_Stated task_
Format each line of the records as a Markdown table with the columns Row and Line, numbering the rows in order and omitting blank lines.

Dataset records
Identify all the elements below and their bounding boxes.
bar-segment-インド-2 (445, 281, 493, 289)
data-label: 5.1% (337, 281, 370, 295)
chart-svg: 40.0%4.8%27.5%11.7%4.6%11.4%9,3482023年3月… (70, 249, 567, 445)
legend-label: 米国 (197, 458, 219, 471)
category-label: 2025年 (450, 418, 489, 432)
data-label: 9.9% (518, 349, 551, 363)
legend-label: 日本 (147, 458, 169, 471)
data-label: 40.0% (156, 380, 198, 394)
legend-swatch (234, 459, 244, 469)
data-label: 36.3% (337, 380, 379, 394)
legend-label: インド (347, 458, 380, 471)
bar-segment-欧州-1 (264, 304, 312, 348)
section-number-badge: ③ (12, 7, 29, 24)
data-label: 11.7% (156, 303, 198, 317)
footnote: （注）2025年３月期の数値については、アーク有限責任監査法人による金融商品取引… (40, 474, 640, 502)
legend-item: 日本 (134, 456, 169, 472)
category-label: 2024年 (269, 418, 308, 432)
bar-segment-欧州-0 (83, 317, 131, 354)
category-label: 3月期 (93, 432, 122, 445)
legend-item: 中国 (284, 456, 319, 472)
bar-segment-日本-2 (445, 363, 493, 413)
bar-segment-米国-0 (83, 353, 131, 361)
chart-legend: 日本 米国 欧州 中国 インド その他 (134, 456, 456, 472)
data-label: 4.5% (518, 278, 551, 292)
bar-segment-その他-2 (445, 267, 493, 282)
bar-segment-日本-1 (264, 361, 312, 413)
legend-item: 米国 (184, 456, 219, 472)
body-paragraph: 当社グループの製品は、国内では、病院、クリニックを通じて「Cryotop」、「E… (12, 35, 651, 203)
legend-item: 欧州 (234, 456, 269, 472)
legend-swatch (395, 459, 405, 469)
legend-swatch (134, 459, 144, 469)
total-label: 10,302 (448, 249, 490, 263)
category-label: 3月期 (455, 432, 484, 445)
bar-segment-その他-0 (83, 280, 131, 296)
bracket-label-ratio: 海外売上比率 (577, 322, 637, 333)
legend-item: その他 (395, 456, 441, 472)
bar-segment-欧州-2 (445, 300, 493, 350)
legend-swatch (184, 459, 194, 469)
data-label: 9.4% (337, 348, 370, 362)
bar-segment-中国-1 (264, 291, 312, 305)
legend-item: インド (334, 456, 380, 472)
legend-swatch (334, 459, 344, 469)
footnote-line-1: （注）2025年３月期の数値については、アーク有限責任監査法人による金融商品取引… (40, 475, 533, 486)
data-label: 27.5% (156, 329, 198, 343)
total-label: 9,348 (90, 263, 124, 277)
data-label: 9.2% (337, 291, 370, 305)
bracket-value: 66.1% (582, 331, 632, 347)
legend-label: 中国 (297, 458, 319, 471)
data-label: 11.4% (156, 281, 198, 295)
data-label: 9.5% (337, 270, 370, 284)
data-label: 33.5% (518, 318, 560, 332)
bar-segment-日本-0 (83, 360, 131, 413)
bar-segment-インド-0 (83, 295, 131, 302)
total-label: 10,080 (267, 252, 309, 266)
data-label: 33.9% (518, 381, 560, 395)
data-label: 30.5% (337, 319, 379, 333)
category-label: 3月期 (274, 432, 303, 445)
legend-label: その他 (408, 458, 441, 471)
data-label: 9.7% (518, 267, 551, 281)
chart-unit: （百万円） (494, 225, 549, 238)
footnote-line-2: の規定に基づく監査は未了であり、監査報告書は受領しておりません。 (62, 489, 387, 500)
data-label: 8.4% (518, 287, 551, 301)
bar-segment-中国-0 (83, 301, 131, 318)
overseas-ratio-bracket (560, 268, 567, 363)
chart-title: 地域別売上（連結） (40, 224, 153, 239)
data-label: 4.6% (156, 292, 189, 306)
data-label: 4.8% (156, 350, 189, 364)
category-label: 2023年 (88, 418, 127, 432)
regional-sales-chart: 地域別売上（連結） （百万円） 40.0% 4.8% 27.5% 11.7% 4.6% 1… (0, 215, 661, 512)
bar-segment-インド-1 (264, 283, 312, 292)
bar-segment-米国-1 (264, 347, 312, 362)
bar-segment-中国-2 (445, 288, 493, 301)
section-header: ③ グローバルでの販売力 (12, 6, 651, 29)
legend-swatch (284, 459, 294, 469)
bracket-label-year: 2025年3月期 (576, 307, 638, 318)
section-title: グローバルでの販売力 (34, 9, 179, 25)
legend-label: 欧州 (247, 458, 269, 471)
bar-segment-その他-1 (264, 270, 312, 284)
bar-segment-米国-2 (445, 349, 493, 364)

_Result_
| Row | Line |
|---|---|
| 1 | Identify all the elements below and their bounding boxes. |
| 2 | bar-segment-インド-2 (445, 281, 493, 289) |
| 3 | data-label: 5.1% (337, 281, 370, 295) |
| 4 | chart-svg: 40.0%4.8%27.5%11.7%4.6%11.4%9,3482023年3月… (70, 249, 567, 445) |
| 5 | legend-label: 米国 (197, 458, 219, 471) |
| 6 | category-label: 2025年 (450, 418, 489, 432) |
| 7 | data-label: 9.9% (518, 349, 551, 363) |
| 8 | legend-label: 日本 (147, 458, 169, 471) |
| 9 | data-label: 40.0% (156, 380, 198, 394) |
| 10 | legend-swatch (234, 459, 244, 469) |
| 11 | data-label: 36.3% (337, 380, 379, 394) |
| 12 | legend-label: インド (347, 458, 380, 471) |
| 13 | bar-segment-欧州-1 (264, 304, 312, 348) |
| 14 | section-number-badge: ③ (12, 7, 29, 24) |
| 15 | data-label: 11.7% (156, 303, 198, 317) |
| 16 | footnote: （注）2025年３月期の数値については、アーク有限責任監査法人による金融商品取引… (40, 474, 640, 502) |
| 17 | legend-item: 日本 (134, 456, 169, 472) |
| 18 | category-label: 2024年 (269, 418, 308, 432) |
| 19 | bar-segment-欧州-0 (83, 317, 131, 354) |
| 20 | category-label: 3月期 (93, 432, 122, 445) |
| 21 | legend-item: 中国 (284, 456, 319, 472) |
| 22 | bar-segment-日本-2 (445, 363, 493, 413) |
| 23 | bar-segment-米国-0 (83, 353, 131, 361) |
| 24 | chart-legend: 日本 米国 欧州 中国 インド その他 (134, 456, 456, 472) |
| 25 | data-label: 4.5% (518, 278, 551, 292) |
| 26 | bar-segment-その他-2 (445, 267, 493, 282) |
| 27 | bar-segment-日本-1 (264, 361, 312, 413) |
| 28 | legend-item: 米国 (184, 456, 219, 472) |
| 29 | body-paragraph: 当社グループの製品は、国内では、病院、クリニックを通じて「Cryotop」、「E… (12, 35, 651, 203) |
| 30 | legend-item: 欧州 (234, 456, 269, 472) |
| 31 | legend-swatch (395, 459, 405, 469) |
| 32 | legend-swatch (134, 459, 144, 469) |
| 33 | total-label: 10,302 (448, 249, 490, 263) |
| 34 | category-label: 3月期 (455, 432, 484, 445) |
| 35 | bar-segment-その他-0 (83, 280, 131, 296) |
| 36 | bracket-label-ratio: 海外売上比率 (577, 322, 637, 333) |
| 37 | legend-item: その他 (395, 456, 441, 472) |
| 38 | bar-segment-欧州-2 (445, 300, 493, 350) |
| 39 | legend-swatch (184, 459, 194, 469) |
| 40 | data-label: 9.4% (337, 348, 370, 362) |
| 41 | bar-segment-中国-1 (264, 291, 312, 305) |
| 42 | legend-item: インド (334, 456, 380, 472) |
| 43 | legend-swatch (334, 459, 344, 469) |
| 44 | footnote-line-1: （注）2025年３月期の数値については、アーク有限責任監査法人による金融商品取引… (40, 475, 533, 486) |
| 45 | data-label: 27.5% (156, 329, 198, 343) |
| 46 | total-label: 9,348 (90, 263, 124, 277) |
| 47 | data-label: 9.2% (337, 291, 370, 305) |
| 48 | bracket-value: 66.1% (582, 331, 632, 347) |
| 49 | legend-label: 中国 (297, 458, 319, 471) |
| 50 | data-label: 11.4% (156, 281, 198, 295) |
| 51 | data-label: 9.5% (337, 270, 370, 284) |
| 52 | data-label: 33.5% (518, 318, 560, 332) |
| 53 | bar-segment-日本-0 (83, 360, 131, 413) |
| 54 | bar-segment-インド-0 (83, 295, 131, 302) |
| 55 | total-label: 10,080 (267, 252, 309, 266) |
| 56 | data-label: 33.9% (518, 381, 560, 395) |
| 57 | data-label: 30.5% (337, 319, 379, 333) |
| 58 | category-label: 3月期 (274, 432, 303, 445) |
| 59 | legend-label: その他 (408, 458, 441, 471) |
| 60 | data-label: 9.7% (518, 267, 551, 281) |
| 61 | chart-unit: （百万円） (494, 225, 549, 238) |
| 62 | footnote-line-2: の規定に基づく監査は未了であり、監査報告書は受領しておりません。 (62, 489, 387, 500) |
| 63 | data-label: 8.4% (518, 287, 551, 301) |
| 64 | bar-segment-中国-0 (83, 301, 131, 318) |
| 65 | overseas-ratio-bracket (560, 268, 567, 363) |
| 66 | chart-title: 地域別売上（連結） (40, 224, 153, 239) |
| 67 | data-label: 4.6% (156, 292, 189, 306) |
| 68 | data-label: 4.8% (156, 350, 189, 364) |
| 69 | category-label: 2023年 (88, 418, 127, 432) |
| 70 | regional-sales-chart: 地域別売上（連結） （百万円） 40.0% 4.8% 27.5% 11.7% 4.6% 1… (0, 215, 661, 512) |
| 71 | bar-segment-インド-1 (264, 283, 312, 292) |
| 72 | bar-segment-米国-1 (264, 347, 312, 362) |
| 73 | bar-segment-中国-2 (445, 288, 493, 301) |
| 74 | section-header: ③ グローバルでの販売力 (12, 6, 651, 29) |
| 75 | legend-swatch (284, 459, 294, 469) |
| 76 | bracket-label-year: 2025年3月期 (576, 307, 638, 318) |
| 77 | section-title: グローバルでの販売力 (34, 9, 179, 25) |
| 78 | legend-label: 欧州 (247, 458, 269, 471) |
| 79 | bar-segment-その他-1 (264, 270, 312, 284) |
| 80 | bar-segment-米国-2 (445, 349, 493, 364) |